> _Information provided_
BEGIN

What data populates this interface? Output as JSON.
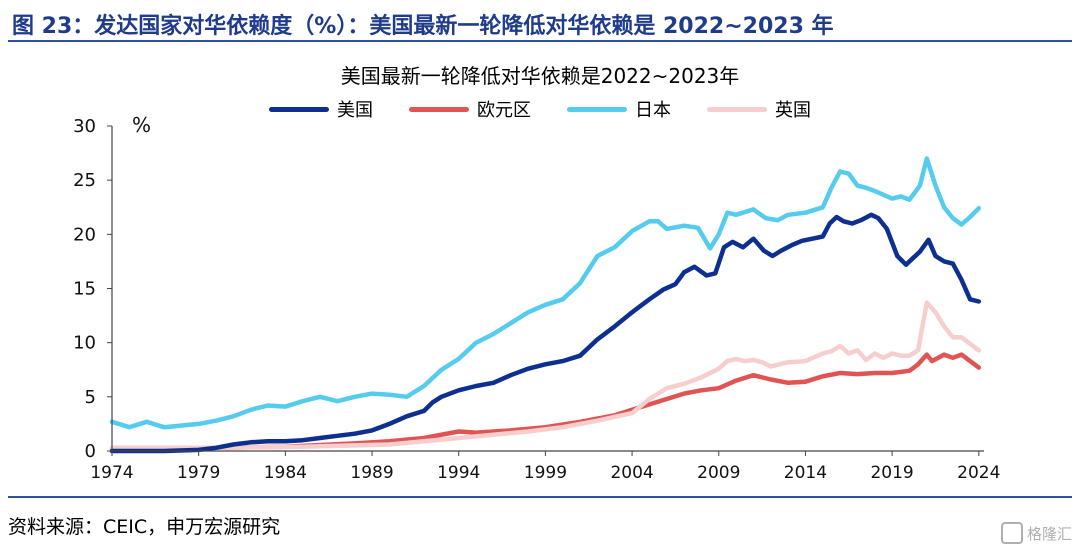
{
  "figure_title": "图 23：发达国家对华依赖度（%）：美国最新一轮降低对华依赖是 2022~2023 年",
  "source": "资料来源：CEIC，申万宏源研究",
  "watermark": "格隆汇",
  "colors": {
    "accent": "#1f3b8c",
    "rule": "#2f4fa3"
  },
  "chart_data": {
    "type": "line",
    "title": "美国最新一轮降低对华依赖是2022~2023年",
    "ylabel": "%",
    "xlabel": "",
    "xlim": [
      1974,
      2024.3
    ],
    "ylim": [
      0,
      30
    ],
    "xticks": [
      1974,
      1979,
      1984,
      1989,
      1994,
      1999,
      2004,
      2009,
      2014,
      2019,
      2024
    ],
    "yticks": [
      0,
      5,
      10,
      15,
      20,
      25,
      30
    ],
    "grid": false,
    "legend_position": "top",
    "series": [
      {
        "name": "美国",
        "color": "#0d2f8f",
        "x": [
          1974,
          1977,
          1979,
          1980,
          1981,
          1982,
          1983,
          1984,
          1985,
          1986,
          1987,
          1988,
          1989,
          1990,
          1991,
          1992,
          1992.5,
          1993,
          1994,
          1995,
          1996,
          1997,
          1998,
          1999,
          2000,
          2001,
          2002,
          2003,
          2004,
          2005,
          2005.8,
          2006.5,
          2007,
          2007.6,
          2008.3,
          2008.8,
          2009.3,
          2009.8,
          2010.4,
          2011,
          2011.6,
          2012.1,
          2012.6,
          2013.2,
          2013.8,
          2014.4,
          2015,
          2015.4,
          2015.8,
          2016.2,
          2016.7,
          2017.2,
          2017.8,
          2018.2,
          2018.7,
          2019.3,
          2019.8,
          2020.2,
          2020.6,
          2021.1,
          2021.5,
          2022,
          2022.5,
          2023,
          2023.5,
          2024
        ],
        "y": [
          0,
          0,
          0.1,
          0.3,
          0.6,
          0.8,
          0.9,
          0.9,
          1.0,
          1.2,
          1.4,
          1.6,
          1.9,
          2.5,
          3.2,
          3.7,
          4.5,
          5.0,
          5.6,
          6.0,
          6.3,
          7.0,
          7.6,
          8.0,
          8.3,
          8.8,
          10.3,
          11.5,
          12.8,
          14.0,
          14.9,
          15.4,
          16.5,
          17.0,
          16.2,
          16.4,
          18.8,
          19.3,
          18.8,
          19.6,
          18.5,
          18.0,
          18.5,
          19.0,
          19.4,
          19.6,
          19.8,
          21.0,
          21.6,
          21.2,
          21.0,
          21.3,
          21.8,
          21.5,
          20.5,
          18.0,
          17.2,
          17.8,
          18.4,
          19.5,
          18.0,
          17.5,
          17.3,
          15.8,
          14.0,
          13.8
        ]
      },
      {
        "name": "欧元区",
        "color": "#e05454",
        "x": [
          1974,
          1980,
          1984,
          1988,
          1990,
          1992,
          1994,
          1995,
          1997,
          1999,
          2001,
          2003,
          2004,
          2005,
          2006,
          2007,
          2008,
          2009,
          2010,
          2011,
          2012,
          2013,
          2014,
          2015,
          2016,
          2017,
          2018,
          2019,
          2020,
          2020.5,
          2021,
          2021.3,
          2022,
          2022.5,
          2023,
          2023.5,
          2024
        ],
        "y": [
          0.2,
          0.3,
          0.4,
          0.7,
          0.9,
          1.2,
          1.8,
          1.7,
          1.9,
          2.2,
          2.7,
          3.3,
          3.8,
          4.3,
          4.8,
          5.3,
          5.6,
          5.8,
          6.5,
          7.0,
          6.6,
          6.3,
          6.4,
          6.9,
          7.2,
          7.1,
          7.2,
          7.2,
          7.4,
          8.0,
          8.9,
          8.3,
          8.9,
          8.6,
          8.9,
          8.3,
          7.7
        ]
      },
      {
        "name": "日本",
        "color": "#55ccee",
        "x": [
          1974,
          1975,
          1976,
          1977,
          1979,
          1980,
          1981,
          1982,
          1983,
          1984,
          1985,
          1986,
          1987,
          1988,
          1989,
          1990,
          1991,
          1992,
          1993,
          1994,
          1995,
          1996,
          1997,
          1998,
          1999,
          2000,
          2001,
          2002,
          2003,
          2004,
          2005,
          2005.5,
          2006,
          2007,
          2007.8,
          2008.5,
          2009,
          2009.5,
          2010,
          2011,
          2011.7,
          2012.4,
          2013,
          2014,
          2015,
          2015.5,
          2016,
          2016.5,
          2017,
          2017.5,
          2018,
          2019,
          2019.5,
          2020,
          2020.6,
          2021,
          2021.5,
          2022,
          2022.5,
          2023,
          2023.5,
          2024
        ],
        "y": [
          2.7,
          2.2,
          2.7,
          2.2,
          2.5,
          2.8,
          3.2,
          3.8,
          4.2,
          4.1,
          4.6,
          5.0,
          4.6,
          5.0,
          5.3,
          5.2,
          5.0,
          6.0,
          7.5,
          8.5,
          10.0,
          10.8,
          11.8,
          12.8,
          13.5,
          14.0,
          15.5,
          18.0,
          18.8,
          20.3,
          21.2,
          21.2,
          20.5,
          20.8,
          20.6,
          18.7,
          20.0,
          22.0,
          21.8,
          22.3,
          21.5,
          21.3,
          21.8,
          22.0,
          22.5,
          24.3,
          25.8,
          25.6,
          24.5,
          24.3,
          24.0,
          23.3,
          23.5,
          23.2,
          24.5,
          27.0,
          24.5,
          22.5,
          21.5,
          20.9,
          21.6,
          22.4
        ]
      },
      {
        "name": "英国",
        "color": "#f7cece",
        "x": [
          1974,
          1980,
          1985,
          1990,
          1994,
          1998,
          2000,
          2002,
          2004,
          2005,
          2006,
          2007,
          2008,
          2009,
          2009.5,
          2010,
          2010.5,
          2011,
          2011.5,
          2012,
          2013,
          2014,
          2015,
          2015.5,
          2016,
          2016.5,
          2017,
          2017.5,
          2018,
          2018.5,
          2019,
          2019.5,
          2020,
          2020.5,
          2021,
          2021.5,
          2022,
          2022.5,
          2023,
          2023.5,
          2024
        ],
        "y": [
          0.3,
          0.3,
          0.4,
          0.6,
          1.2,
          1.8,
          2.2,
          2.8,
          3.5,
          4.8,
          5.8,
          6.2,
          6.8,
          7.6,
          8.3,
          8.5,
          8.3,
          8.4,
          8.2,
          7.8,
          8.2,
          8.3,
          9.0,
          9.2,
          9.7,
          9.0,
          9.3,
          8.4,
          9.0,
          8.6,
          9.0,
          8.8,
          8.8,
          9.3,
          13.7,
          12.8,
          11.5,
          10.5,
          10.5,
          9.9,
          9.3
        ]
      }
    ]
  }
}
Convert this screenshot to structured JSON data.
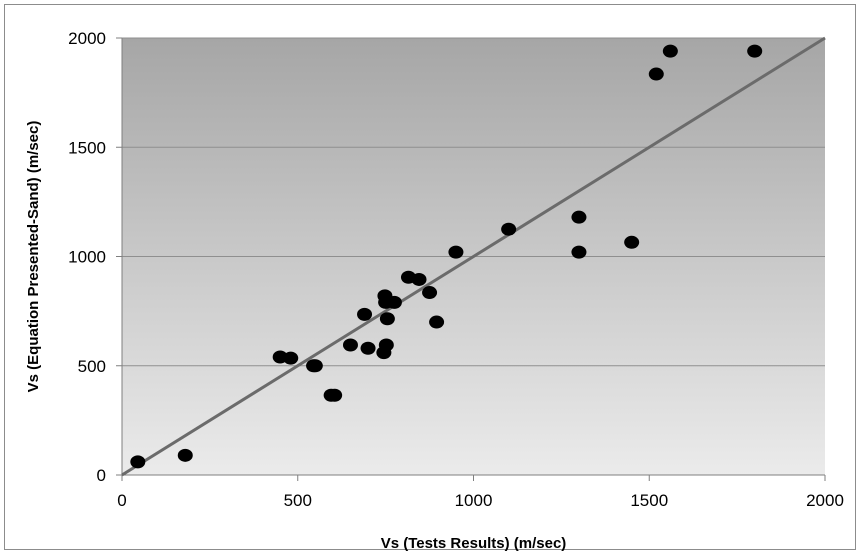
{
  "chart_data": {
    "type": "scatter",
    "title": "",
    "xlabel": "Vs (Tests Results) (m/sec)",
    "ylabel": "Vs (Equation Presented-Sand) (m/sec)",
    "xlim": [
      0,
      2000
    ],
    "ylim": [
      0,
      2000
    ],
    "x_ticks": [
      "0",
      "500",
      "1000",
      "1500",
      "2000"
    ],
    "y_ticks": [
      "0",
      "500",
      "1000",
      "1500",
      "2000"
    ],
    "grid": "horizontal",
    "legend": "none",
    "points": [
      {
        "x": 45,
        "y": 60
      },
      {
        "x": 180,
        "y": 90
      },
      {
        "x": 450,
        "y": 540
      },
      {
        "x": 480,
        "y": 535
      },
      {
        "x": 545,
        "y": 500
      },
      {
        "x": 550,
        "y": 500
      },
      {
        "x": 595,
        "y": 365
      },
      {
        "x": 605,
        "y": 365
      },
      {
        "x": 650,
        "y": 595
      },
      {
        "x": 690,
        "y": 735
      },
      {
        "x": 700,
        "y": 580
      },
      {
        "x": 745,
        "y": 560
      },
      {
        "x": 748,
        "y": 820
      },
      {
        "x": 750,
        "y": 790
      },
      {
        "x": 752,
        "y": 595
      },
      {
        "x": 755,
        "y": 715
      },
      {
        "x": 775,
        "y": 790
      },
      {
        "x": 815,
        "y": 905
      },
      {
        "x": 845,
        "y": 895
      },
      {
        "x": 875,
        "y": 835
      },
      {
        "x": 895,
        "y": 700
      },
      {
        "x": 950,
        "y": 1020
      },
      {
        "x": 1100,
        "y": 1125
      },
      {
        "x": 1300,
        "y": 1180
      },
      {
        "x": 1300,
        "y": 1020
      },
      {
        "x": 1450,
        "y": 1065
      },
      {
        "x": 1520,
        "y": 1835
      },
      {
        "x": 1560,
        "y": 1940
      },
      {
        "x": 1800,
        "y": 1940
      }
    ],
    "reference_line": {
      "type": "y=x",
      "from": 0,
      "to": 2000
    },
    "colors": {
      "point": "#000000",
      "line": "#6b6b6b",
      "plot_bg_top": "#a6a6a6",
      "plot_bg_bottom": "#ebebeb",
      "gridline": "#8f8f8f"
    }
  }
}
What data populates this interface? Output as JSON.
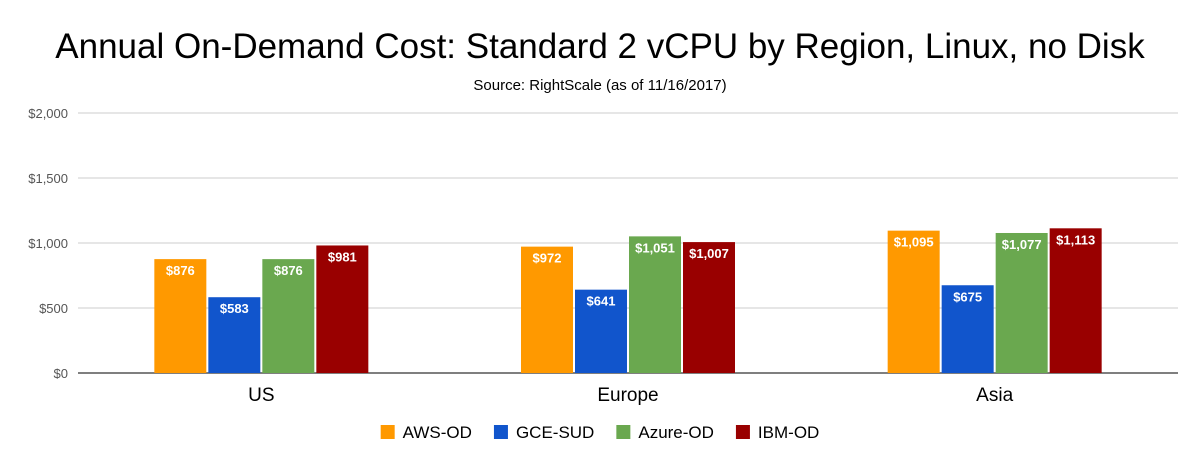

END

Return each line that includes "ylabel".

> _Task output_
    "ylabel": "%",
    "ylabel": "Vs (Equation Presented-Sand) (m/sec)",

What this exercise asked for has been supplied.